What needs to be done:
Pictures stay out of the copy; set down each line of the listing below exactly.

Data supplied:
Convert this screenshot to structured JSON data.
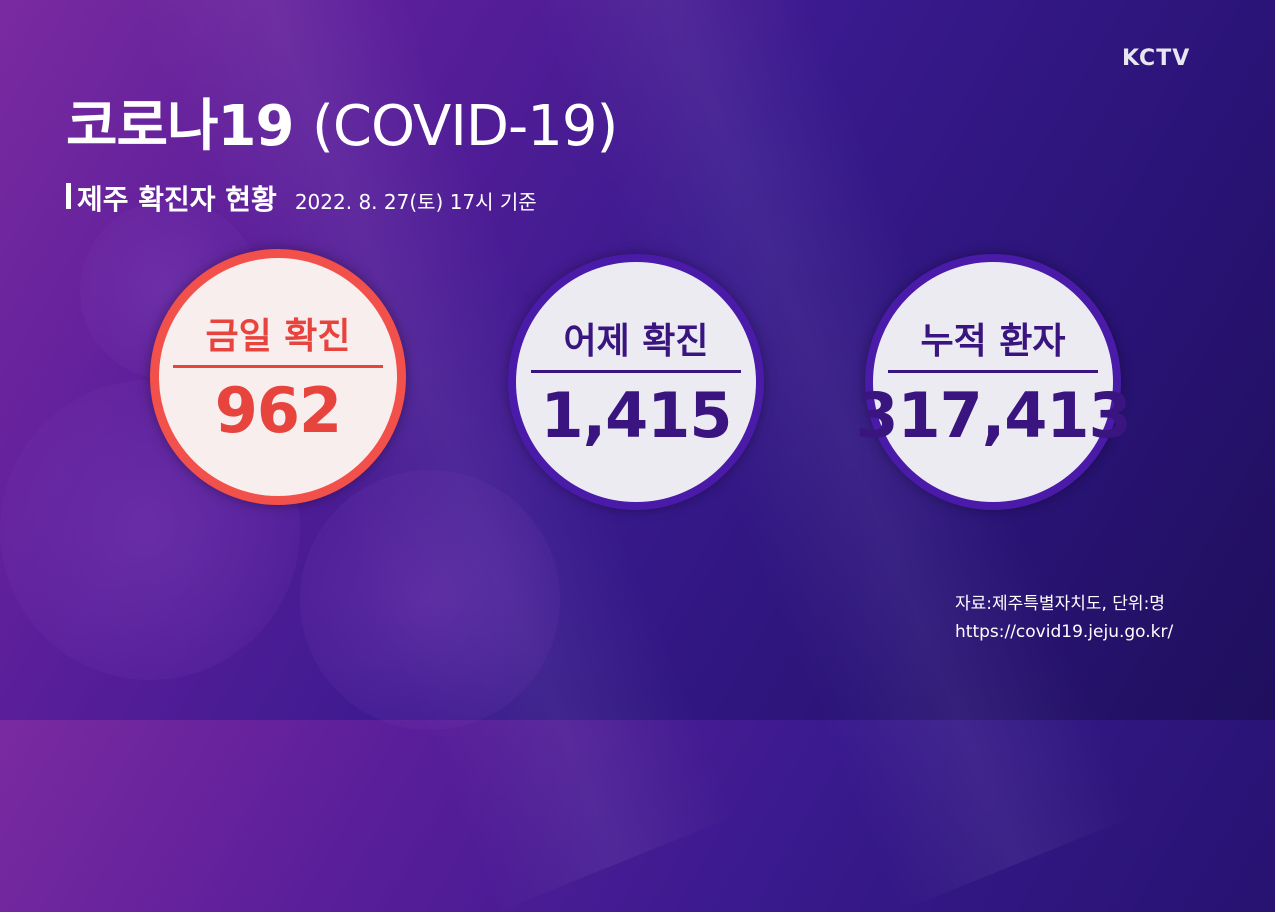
{
  "channel_logo": "KCTV",
  "title": {
    "ko": "코로나19",
    "en": "(COVID-19)"
  },
  "subtitle": {
    "label": "제주 확진자 현황",
    "date": "2022. 8. 27(토) 17시 기준"
  },
  "stats": [
    {
      "label": "금일 확진",
      "value": "962"
    },
    {
      "label": "어제 확진",
      "value": "1,415"
    },
    {
      "label": "누적 환자",
      "value": "317,413"
    }
  ],
  "source": {
    "text": "자료:제주특별자치도, 단위:명",
    "url": "https://covid19.jeju.go.kr/"
  },
  "colors": {
    "accent_red": "#e8443e",
    "accent_purple": "#3a1580"
  }
}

Reply to the task:
Convert this screenshot to structured JSON data.
{
  "channel_logo": "KCTV",
  "title": {
    "ko": "코로나19",
    "en": "(COVID-19)"
  },
  "subtitle": {
    "label": "제주 확진자 현황",
    "date": "2022. 8. 27(토) 17시 기준"
  },
  "stats": [
    {
      "label": "금일 확진",
      "value": "962"
    },
    {
      "label": "어제 확진",
      "value": "1,415"
    },
    {
      "label": "누적 환자",
      "value": "317,413"
    }
  ],
  "source": {
    "text": "자료:제주특별자치도, 단위:명",
    "url": "https://covid19.jeju.go.kr/"
  },
  "colors": {
    "accent_red": "#e8443e",
    "accent_purple": "#3a1580"
  }
}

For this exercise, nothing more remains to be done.